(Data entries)
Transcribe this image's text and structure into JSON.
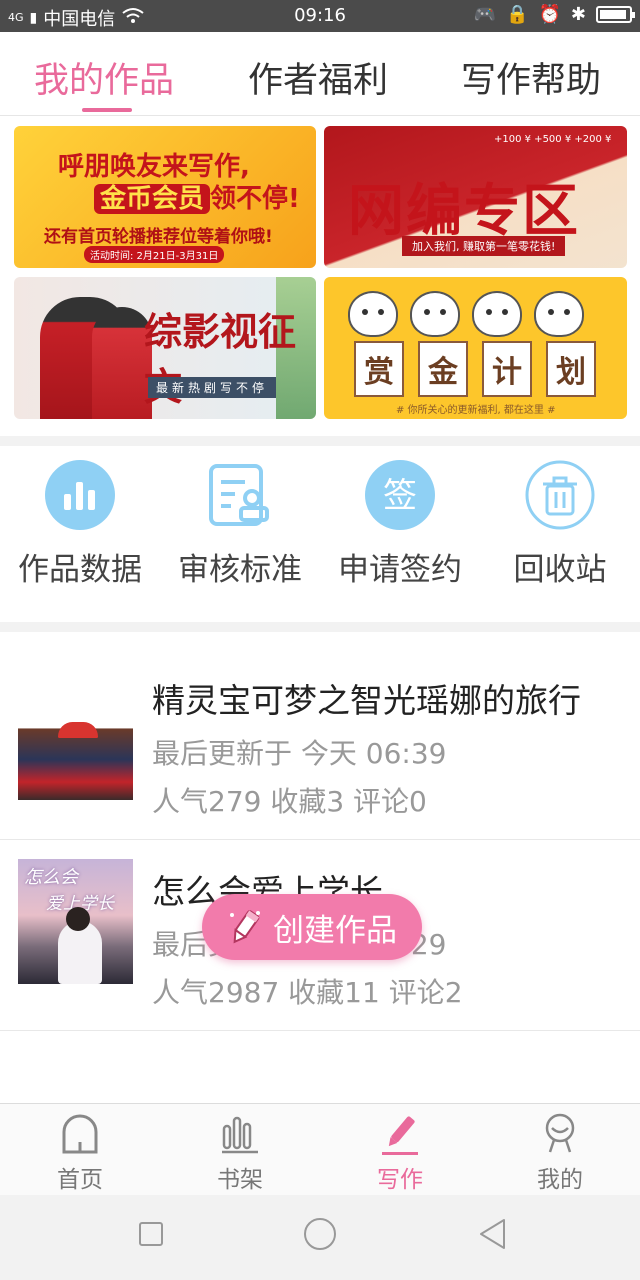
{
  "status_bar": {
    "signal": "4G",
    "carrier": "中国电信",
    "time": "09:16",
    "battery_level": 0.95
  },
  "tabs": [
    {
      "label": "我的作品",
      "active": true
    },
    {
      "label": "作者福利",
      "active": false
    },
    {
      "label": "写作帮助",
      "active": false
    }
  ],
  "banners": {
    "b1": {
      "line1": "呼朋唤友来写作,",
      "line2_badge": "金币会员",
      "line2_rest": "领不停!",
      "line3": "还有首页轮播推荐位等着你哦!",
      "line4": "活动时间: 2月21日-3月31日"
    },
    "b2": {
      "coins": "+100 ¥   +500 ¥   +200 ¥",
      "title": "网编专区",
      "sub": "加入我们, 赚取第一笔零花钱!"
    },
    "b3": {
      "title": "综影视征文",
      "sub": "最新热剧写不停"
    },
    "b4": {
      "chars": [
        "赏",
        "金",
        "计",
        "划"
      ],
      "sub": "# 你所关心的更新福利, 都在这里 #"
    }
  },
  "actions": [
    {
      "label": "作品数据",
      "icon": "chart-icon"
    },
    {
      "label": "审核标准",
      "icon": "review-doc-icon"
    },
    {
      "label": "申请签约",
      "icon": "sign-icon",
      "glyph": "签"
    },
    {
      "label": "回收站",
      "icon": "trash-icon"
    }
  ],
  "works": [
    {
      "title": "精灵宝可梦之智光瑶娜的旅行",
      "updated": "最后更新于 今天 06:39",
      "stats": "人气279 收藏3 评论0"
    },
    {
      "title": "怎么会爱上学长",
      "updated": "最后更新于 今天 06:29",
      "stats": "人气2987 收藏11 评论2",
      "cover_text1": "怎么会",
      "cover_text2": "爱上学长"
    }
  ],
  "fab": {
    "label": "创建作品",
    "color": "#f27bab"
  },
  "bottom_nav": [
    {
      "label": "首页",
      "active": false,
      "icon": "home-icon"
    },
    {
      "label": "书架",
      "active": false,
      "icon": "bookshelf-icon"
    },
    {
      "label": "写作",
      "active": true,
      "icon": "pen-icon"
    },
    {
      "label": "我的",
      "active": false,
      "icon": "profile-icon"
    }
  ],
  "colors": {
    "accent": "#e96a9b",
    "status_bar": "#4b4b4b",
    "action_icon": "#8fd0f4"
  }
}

--- To do ---
Working from the material above, transcribe it exactly while omitting pictures.

--- Full solution ---
Transcribe this image's text and structure into JSON.
{
  "status_bar": {
    "signal": "4G",
    "carrier": "中国电信",
    "time": "09:16",
    "battery_level": 0.95
  },
  "tabs": [
    {
      "label": "我的作品",
      "active": true
    },
    {
      "label": "作者福利",
      "active": false
    },
    {
      "label": "写作帮助",
      "active": false
    }
  ],
  "banners": {
    "b1": {
      "line1": "呼朋唤友来写作,",
      "line2_badge": "金币会员",
      "line2_rest": "领不停!",
      "line3": "还有首页轮播推荐位等着你哦!",
      "line4": "活动时间: 2月21日-3月31日"
    },
    "b2": {
      "coins": "+100 ¥   +500 ¥   +200 ¥",
      "title": "网编专区",
      "sub": "加入我们, 赚取第一笔零花钱!"
    },
    "b3": {
      "title": "综影视征文",
      "sub": "最新热剧写不停"
    },
    "b4": {
      "chars": [
        "赏",
        "金",
        "计",
        "划"
      ],
      "sub": "# 你所关心的更新福利, 都在这里 #"
    }
  },
  "actions": [
    {
      "label": "作品数据",
      "icon": "chart-icon"
    },
    {
      "label": "审核标准",
      "icon": "review-doc-icon"
    },
    {
      "label": "申请签约",
      "icon": "sign-icon",
      "glyph": "签"
    },
    {
      "label": "回收站",
      "icon": "trash-icon"
    }
  ],
  "works": [
    {
      "title": "精灵宝可梦之智光瑶娜的旅行",
      "updated": "最后更新于 今天 06:39",
      "stats": "人气279 收藏3 评论0"
    },
    {
      "title": "怎么会爱上学长",
      "updated": "最后更新于 今天 06:29",
      "stats": "人气2987 收藏11 评论2",
      "cover_text1": "怎么会",
      "cover_text2": "爱上学长"
    }
  ],
  "fab": {
    "label": "创建作品",
    "color": "#f27bab"
  },
  "bottom_nav": [
    {
      "label": "首页",
      "active": false,
      "icon": "home-icon"
    },
    {
      "label": "书架",
      "active": false,
      "icon": "bookshelf-icon"
    },
    {
      "label": "写作",
      "active": true,
      "icon": "pen-icon"
    },
    {
      "label": "我的",
      "active": false,
      "icon": "profile-icon"
    }
  ],
  "colors": {
    "accent": "#e96a9b",
    "status_bar": "#4b4b4b",
    "action_icon": "#8fd0f4"
  }
}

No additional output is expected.